[start MATERIAL FOR THIS TASK]

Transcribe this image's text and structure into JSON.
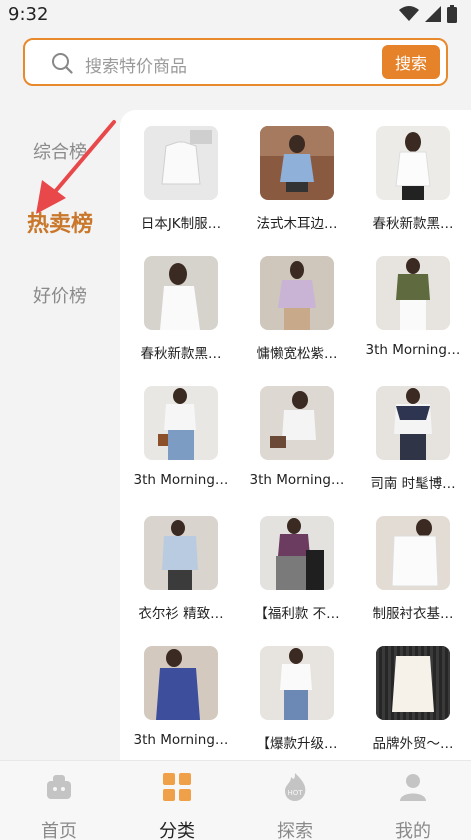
{
  "status_bar": {
    "time": "9:32"
  },
  "search": {
    "placeholder": "搜索特价商品",
    "button_label": "搜索"
  },
  "sidebar": {
    "items": [
      {
        "label": "综合榜",
        "active": false
      },
      {
        "label": "热卖榜",
        "active": true
      },
      {
        "label": "好价榜",
        "active": false
      }
    ]
  },
  "products": [
    {
      "title": "日本JK制服…"
    },
    {
      "title": "法式木耳边…"
    },
    {
      "title": "春秋新款黑…"
    },
    {
      "title": "春秋新款黑…"
    },
    {
      "title": "慵懒宽松紫…"
    },
    {
      "title": "3th Morning…"
    },
    {
      "title": "3th Morning…"
    },
    {
      "title": "3th Morning…"
    },
    {
      "title": "司南 时髦博…"
    },
    {
      "title": "衣尔衫 精致…"
    },
    {
      "title": "【福利款 不…"
    },
    {
      "title": "制服衬衣基…"
    },
    {
      "title": "3th Morning…"
    },
    {
      "title": "【爆款升级…"
    },
    {
      "title": "品牌外贸〜…"
    }
  ],
  "bottom_nav": {
    "items": [
      {
        "label": "首页",
        "icon": "home-icon",
        "active": false
      },
      {
        "label": "分类",
        "icon": "category-grid-icon",
        "active": true
      },
      {
        "label": "探索",
        "icon": "hot-flame-icon",
        "active": false
      },
      {
        "label": "我的",
        "icon": "profile-icon",
        "active": false
      }
    ]
  },
  "colors": {
    "accent": "#e5822a",
    "active_sidebar": "#c9772a",
    "annotation_arrow": "#e8484a"
  }
}
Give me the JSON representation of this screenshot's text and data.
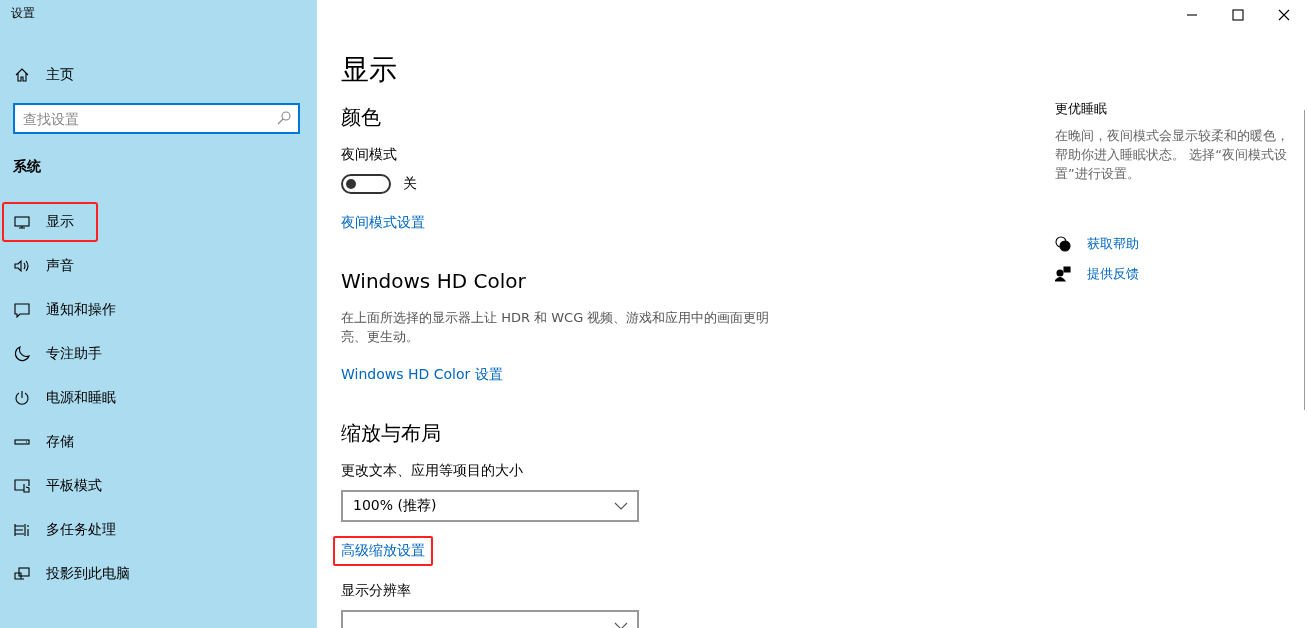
{
  "window": {
    "title": "设置"
  },
  "sidebar": {
    "home": "主页",
    "search": {
      "placeholder": "查找设置"
    },
    "section": "系统",
    "items": [
      {
        "label": "显示",
        "highlighted": true
      },
      {
        "label": "声音",
        "highlighted": false
      },
      {
        "label": "通知和操作",
        "highlighted": false
      },
      {
        "label": "专注助手",
        "highlighted": false
      },
      {
        "label": "电源和睡眠",
        "highlighted": false
      },
      {
        "label": "存储",
        "highlighted": false
      },
      {
        "label": "平板模式",
        "highlighted": false
      },
      {
        "label": "多任务处理",
        "highlighted": false
      },
      {
        "label": "投影到此电脑",
        "highlighted": false
      }
    ]
  },
  "main": {
    "title": "显示",
    "sections": [
      {
        "heading": "颜色",
        "items": [
          {
            "kind": "toggle",
            "label": "夜间模式",
            "on": false,
            "state_text": "关"
          },
          {
            "kind": "link",
            "text": "夜间模式设置",
            "highlighted": false
          }
        ]
      },
      {
        "heading": "Windows HD Color",
        "items": [
          {
            "kind": "text",
            "text": "在上面所选择的显示器上让 HDR 和 WCG 视频、游戏和应用中的画面更明亮、更生动。"
          },
          {
            "kind": "link",
            "text": "Windows HD Color 设置",
            "highlighted": false
          }
        ]
      },
      {
        "heading": "缩放与布局",
        "items": [
          {
            "kind": "dropdown",
            "label": "更改文本、应用等项目的大小",
            "value": "100% (推荐)"
          },
          {
            "kind": "link",
            "text": "高级缩放设置",
            "highlighted": true
          },
          {
            "kind": "dropdown",
            "label": "显示分辨率"
          }
        ]
      }
    ]
  },
  "aside": {
    "heading": "更优睡眠",
    "text": "在晚间，夜间模式会显示较柔和的暖色，帮助你进入睡眠状态。 选择“夜间模式设置”进行设置。",
    "links": [
      "获取帮助",
      "提供反馈"
    ]
  }
}
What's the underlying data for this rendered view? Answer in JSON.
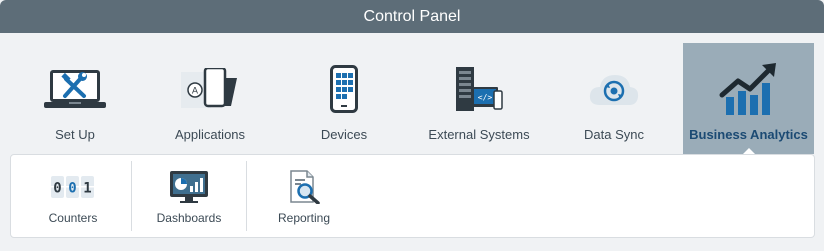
{
  "window": {
    "title": "Control Panel"
  },
  "top_nav": {
    "items": [
      {
        "label": "Set Up",
        "icon": "laptop-tools-icon",
        "active": false
      },
      {
        "label": "Applications",
        "icon": "apps-phone-icon",
        "active": false
      },
      {
        "label": "Devices",
        "icon": "smartphone-icon",
        "active": false
      },
      {
        "label": "External Systems",
        "icon": "server-devices-icon",
        "active": false
      },
      {
        "label": "Data Sync",
        "icon": "cloud-sync-icon",
        "active": false
      },
      {
        "label": "Business Analytics",
        "icon": "growth-chart-icon",
        "active": true
      }
    ]
  },
  "sub_nav": {
    "items": [
      {
        "label": "Counters",
        "icon": "counter-digits-icon"
      },
      {
        "label": "Dashboards",
        "icon": "dashboard-monitor-icon"
      },
      {
        "label": "Reporting",
        "icon": "report-magnifier-icon"
      }
    ]
  },
  "colors": {
    "title_bar": "#5d6d78",
    "active_tab": "#9aacb8",
    "active_label": "#1b4a73",
    "background": "#f0f2f4"
  }
}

[end MATERIAL FOR THIS TASK]

In this exercise, set down all of the data exactly, without the pictures.

--- ANSWER TO THE EXERCISE ---
Transcribe this image's text and structure into JSON.
{
  "status_bar": {
    "time": "9:32"
  },
  "search": {
    "placeholder": "搜索特价商品",
    "button_label": "搜索"
  },
  "sidebar": {
    "items": [
      {
        "label": "综合榜",
        "active": false
      },
      {
        "label": "热卖榜",
        "active": true
      },
      {
        "label": "好价榜",
        "active": false
      }
    ]
  },
  "products": [
    {
      "title": "日本JK制服…"
    },
    {
      "title": "法式木耳边…"
    },
    {
      "title": "春秋新款黑…"
    },
    {
      "title": "春秋新款黑…"
    },
    {
      "title": "慵懒宽松紫…"
    },
    {
      "title": "3th Morning…"
    },
    {
      "title": "3th Morning…"
    },
    {
      "title": "3th Morning…"
    },
    {
      "title": "司南 时髦博…"
    },
    {
      "title": "衣尔衫 精致…"
    },
    {
      "title": "【福利款 不…"
    },
    {
      "title": "制服衬衣基…"
    },
    {
      "title": "3th Morning…"
    },
    {
      "title": "【爆款升级…"
    },
    {
      "title": "品牌外贸〜…"
    }
  ],
  "bottom_nav": {
    "items": [
      {
        "label": "首页",
        "icon": "home-icon",
        "active": false
      },
      {
        "label": "分类",
        "icon": "category-grid-icon",
        "active": true
      },
      {
        "label": "探索",
        "icon": "hot-flame-icon",
        "active": false
      },
      {
        "label": "我的",
        "icon": "profile-icon",
        "active": false
      }
    ]
  },
  "colors": {
    "accent": "#e5822a",
    "active_sidebar": "#c9772a",
    "annotation_arrow": "#e8484a"
  }
}
Give me the JSON representation of this screenshot's text and data.
{
  "window": {
    "title": "设置"
  },
  "sidebar": {
    "home": "主页",
    "search": {
      "placeholder": "查找设置"
    },
    "section": "系统",
    "items": [
      {
        "label": "显示",
        "highlighted": true
      },
      {
        "label": "声音",
        "highlighted": false
      },
      {
        "label": "通知和操作",
        "highlighted": false
      },
      {
        "label": "专注助手",
        "highlighted": false
      },
      {
        "label": "电源和睡眠",
        "highlighted": false
      },
      {
        "label": "存储",
        "highlighted": false
      },
      {
        "label": "平板模式",
        "highlighted": false
      },
      {
        "label": "多任务处理",
        "highlighted": false
      },
      {
        "label": "投影到此电脑",
        "highlighted": false
      }
    ]
  },
  "main": {
    "title": "显示",
    "sections": [
      {
        "heading": "颜色",
        "items": [
          {
            "kind": "toggle",
            "label": "夜间模式",
            "on": false,
            "state_text": "关"
          },
          {
            "kind": "link",
            "text": "夜间模式设置",
            "highlighted": false
          }
        ]
      },
      {
        "heading": "Windows HD Color",
        "items": [
          {
            "kind": "text",
            "text": "在上面所选择的显示器上让 HDR 和 WCG 视频、游戏和应用中的画面更明亮、更生动。"
          },
          {
            "kind": "link",
            "text": "Windows HD Color 设置",
            "highlighted": false
          }
        ]
      },
      {
        "heading": "缩放与布局",
        "items": [
          {
            "kind": "dropdown",
            "label": "更改文本、应用等项目的大小",
            "value": "100% (推荐)"
          },
          {
            "kind": "link",
            "text": "高级缩放设置",
            "highlighted": true
          },
          {
            "kind": "dropdown",
            "label": "显示分辨率"
          }
        ]
      }
    ]
  },
  "aside": {
    "heading": "更优睡眠",
    "text": "在晚间，夜间模式会显示较柔和的暖色，帮助你进入睡眠状态。 选择“夜间模式设置”进行设置。",
    "links": [
      "获取帮助",
      "提供反馈"
    ]
  }
}
What's the underlying data for this rendered view? Answer in JSON.
{
  "window": {
    "title": "Control Panel"
  },
  "top_nav": {
    "items": [
      {
        "label": "Set Up",
        "icon": "laptop-tools-icon",
        "active": false
      },
      {
        "label": "Applications",
        "icon": "apps-phone-icon",
        "active": false
      },
      {
        "label": "Devices",
        "icon": "smartphone-icon",
        "active": false
      },
      {
        "label": "External Systems",
        "icon": "server-devices-icon",
        "active": false
      },
      {
        "label": "Data Sync",
        "icon": "cloud-sync-icon",
        "active": false
      },
      {
        "label": "Business Analytics",
        "icon": "growth-chart-icon",
        "active": true
      }
    ]
  },
  "sub_nav": {
    "items": [
      {
        "label": "Counters",
        "icon": "counter-digits-icon"
      },
      {
        "label": "Dashboards",
        "icon": "dashboard-monitor-icon"
      },
      {
        "label": "Reporting",
        "icon": "report-magnifier-icon"
      }
    ]
  },
  "colors": {
    "title_bar": "#5d6d78",
    "active_tab": "#9aacb8",
    "active_label": "#1b4a73",
    "background": "#f0f2f4"
  }
}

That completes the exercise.